__RAW RECORDS__:

┄┄┄┄┄┄┄┄┄┄┄┄┄┄┄┄┄┄┄┄

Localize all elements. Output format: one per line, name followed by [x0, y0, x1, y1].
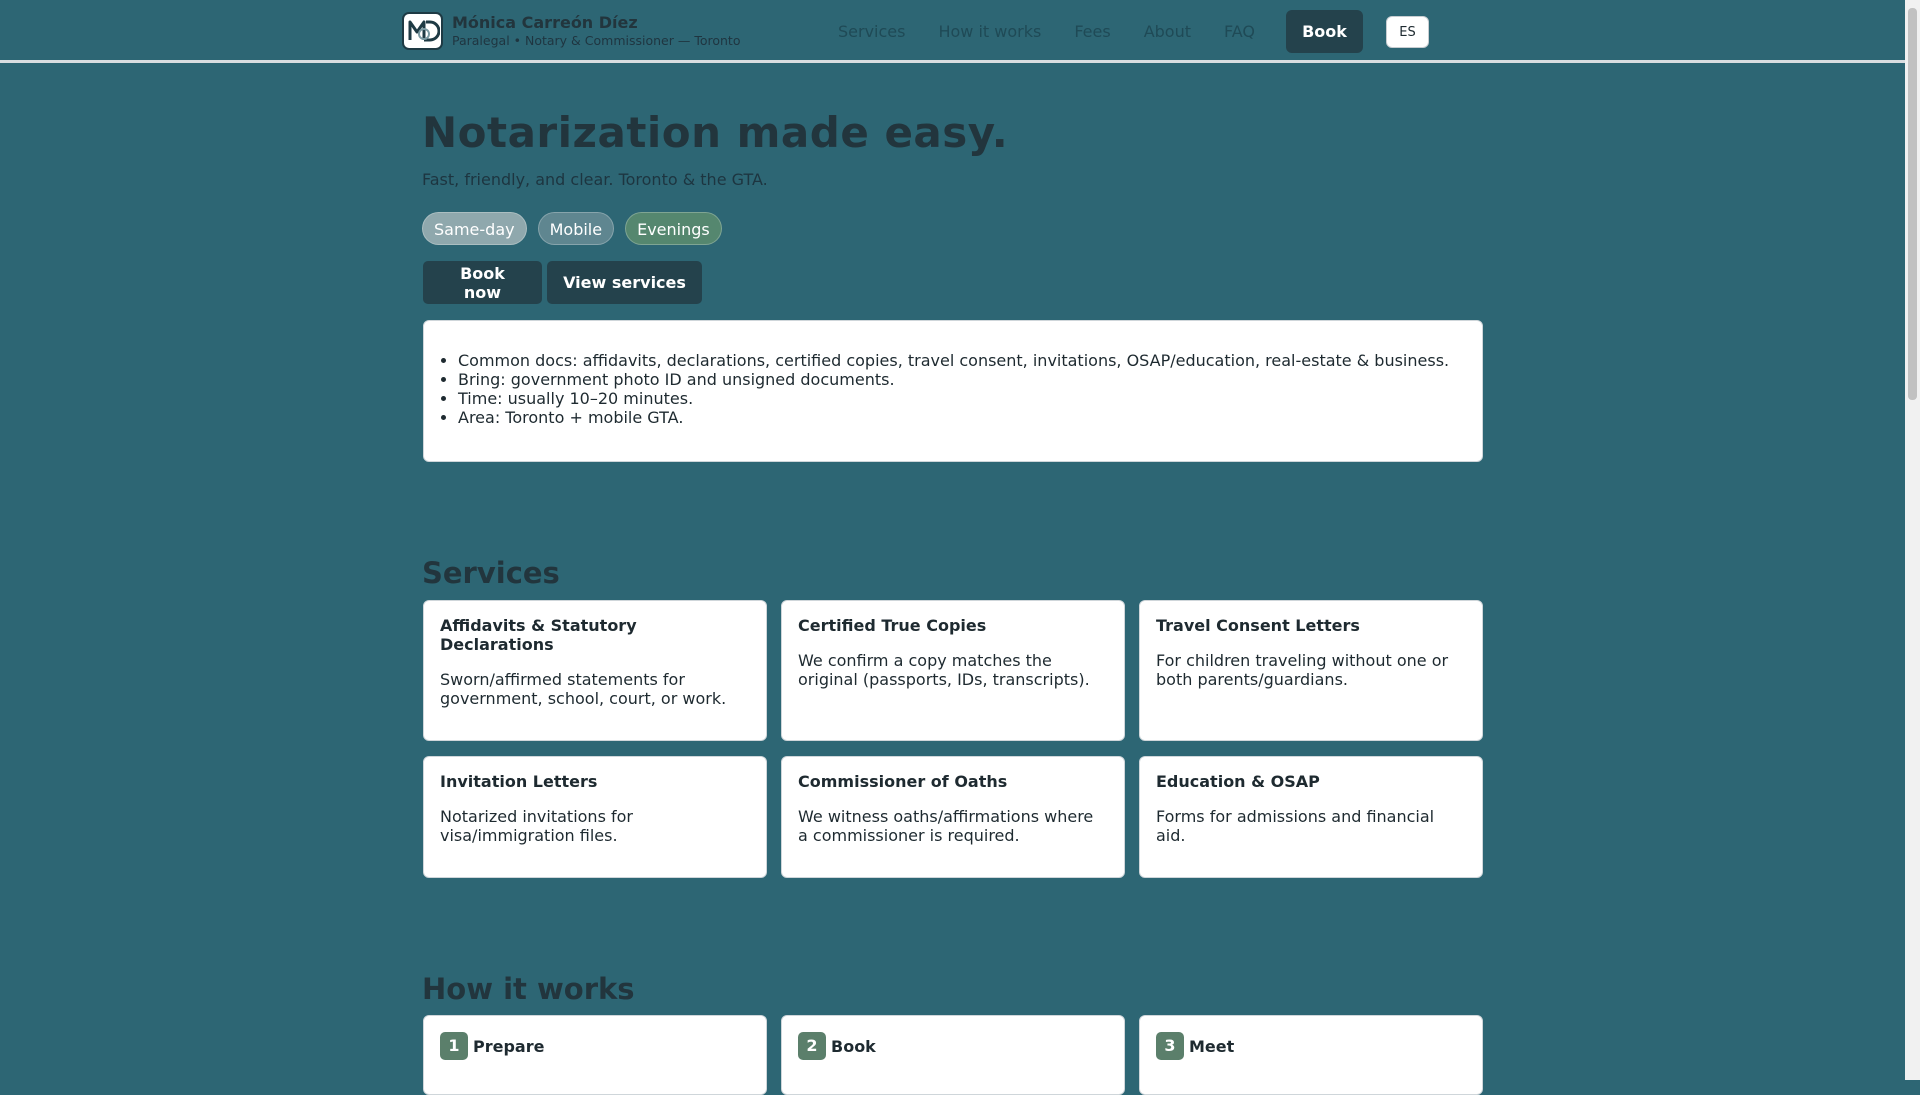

┄┄┄┄┄┄┄┄┄┄┄┄┄┄┄┄┄┄┄┄

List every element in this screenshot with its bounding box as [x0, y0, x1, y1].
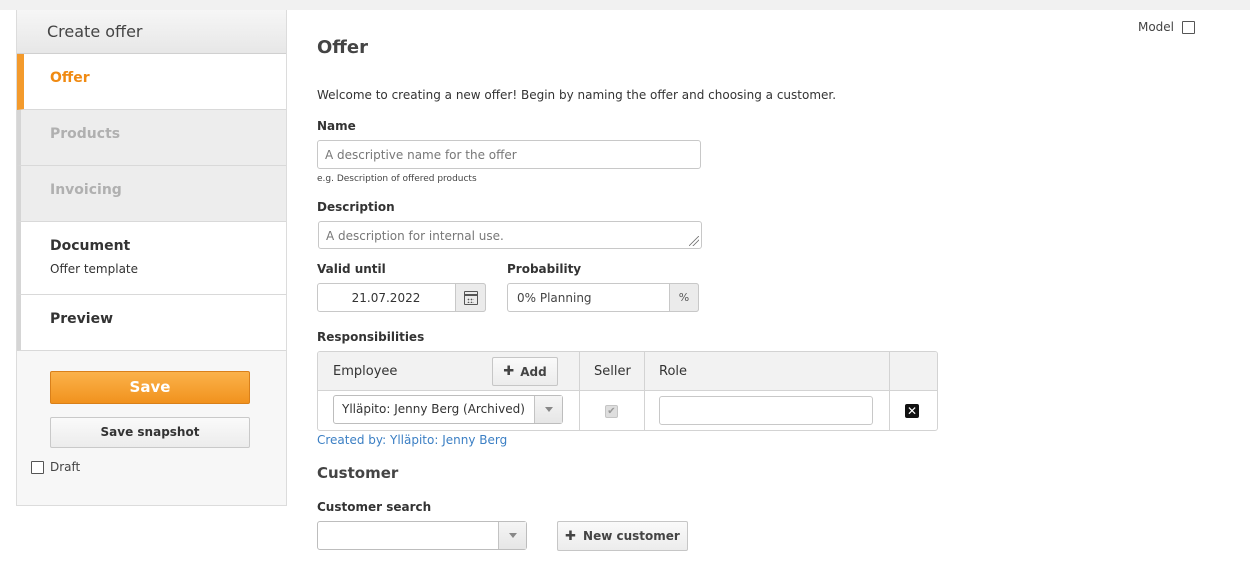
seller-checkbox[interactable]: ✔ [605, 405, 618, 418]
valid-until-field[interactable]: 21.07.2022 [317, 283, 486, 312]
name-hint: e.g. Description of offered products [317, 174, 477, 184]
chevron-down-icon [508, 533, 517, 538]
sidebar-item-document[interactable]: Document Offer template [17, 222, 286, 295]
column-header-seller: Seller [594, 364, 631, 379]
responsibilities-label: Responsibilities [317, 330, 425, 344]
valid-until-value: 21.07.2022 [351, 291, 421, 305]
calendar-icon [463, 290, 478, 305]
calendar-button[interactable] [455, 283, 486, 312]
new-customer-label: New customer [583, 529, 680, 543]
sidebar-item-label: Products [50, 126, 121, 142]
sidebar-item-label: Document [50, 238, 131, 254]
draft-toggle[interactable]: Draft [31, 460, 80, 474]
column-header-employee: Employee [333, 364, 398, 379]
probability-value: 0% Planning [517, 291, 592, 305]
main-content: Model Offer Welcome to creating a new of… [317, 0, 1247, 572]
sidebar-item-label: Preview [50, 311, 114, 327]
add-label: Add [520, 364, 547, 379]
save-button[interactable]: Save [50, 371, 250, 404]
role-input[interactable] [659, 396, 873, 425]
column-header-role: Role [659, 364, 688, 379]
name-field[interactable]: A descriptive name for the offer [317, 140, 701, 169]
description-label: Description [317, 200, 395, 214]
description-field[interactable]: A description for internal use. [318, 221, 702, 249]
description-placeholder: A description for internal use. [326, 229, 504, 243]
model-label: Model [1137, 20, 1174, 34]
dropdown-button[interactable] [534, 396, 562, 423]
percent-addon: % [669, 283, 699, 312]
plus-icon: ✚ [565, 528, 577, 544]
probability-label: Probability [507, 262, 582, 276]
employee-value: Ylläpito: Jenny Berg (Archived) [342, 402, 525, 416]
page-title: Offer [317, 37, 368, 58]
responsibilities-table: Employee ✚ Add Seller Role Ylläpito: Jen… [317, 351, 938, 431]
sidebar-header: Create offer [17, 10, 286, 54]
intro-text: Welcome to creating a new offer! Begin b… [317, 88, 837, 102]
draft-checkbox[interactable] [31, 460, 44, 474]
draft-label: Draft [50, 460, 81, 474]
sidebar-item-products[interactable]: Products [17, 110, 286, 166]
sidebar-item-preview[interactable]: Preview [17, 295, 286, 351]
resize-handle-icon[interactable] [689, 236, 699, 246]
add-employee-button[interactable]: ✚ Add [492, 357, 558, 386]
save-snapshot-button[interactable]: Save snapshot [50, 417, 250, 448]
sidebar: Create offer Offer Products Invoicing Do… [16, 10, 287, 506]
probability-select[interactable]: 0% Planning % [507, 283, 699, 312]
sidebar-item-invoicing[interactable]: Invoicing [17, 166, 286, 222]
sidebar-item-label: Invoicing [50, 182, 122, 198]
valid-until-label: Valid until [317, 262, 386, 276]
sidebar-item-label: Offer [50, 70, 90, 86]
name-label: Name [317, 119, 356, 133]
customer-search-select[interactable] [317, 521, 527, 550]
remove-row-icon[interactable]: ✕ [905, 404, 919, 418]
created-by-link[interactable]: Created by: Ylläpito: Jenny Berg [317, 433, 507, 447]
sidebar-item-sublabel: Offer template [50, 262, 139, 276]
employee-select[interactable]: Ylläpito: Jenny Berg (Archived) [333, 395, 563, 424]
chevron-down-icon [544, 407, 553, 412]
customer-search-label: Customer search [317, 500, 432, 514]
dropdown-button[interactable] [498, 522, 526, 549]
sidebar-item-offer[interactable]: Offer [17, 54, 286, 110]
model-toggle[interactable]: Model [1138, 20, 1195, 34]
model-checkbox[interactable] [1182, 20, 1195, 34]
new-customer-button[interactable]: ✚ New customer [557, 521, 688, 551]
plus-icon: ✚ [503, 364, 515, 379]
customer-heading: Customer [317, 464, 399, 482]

┄┄┄┄┄┄┄┄┄┄┄┄┄┄┄┄┄┄┄┄

__WHAT TO WORK ON__:
Pick out every line above that contains the string "Archived", and copy each one in full.

__RESULT OF THIS EXERCISE__:
employee-value: Ylläpito: Jenny Berg (Archived) [342, 402, 525, 416]
employee-select[interactable]: Ylläpito: Jenny Berg (Archived) [333, 395, 563, 424]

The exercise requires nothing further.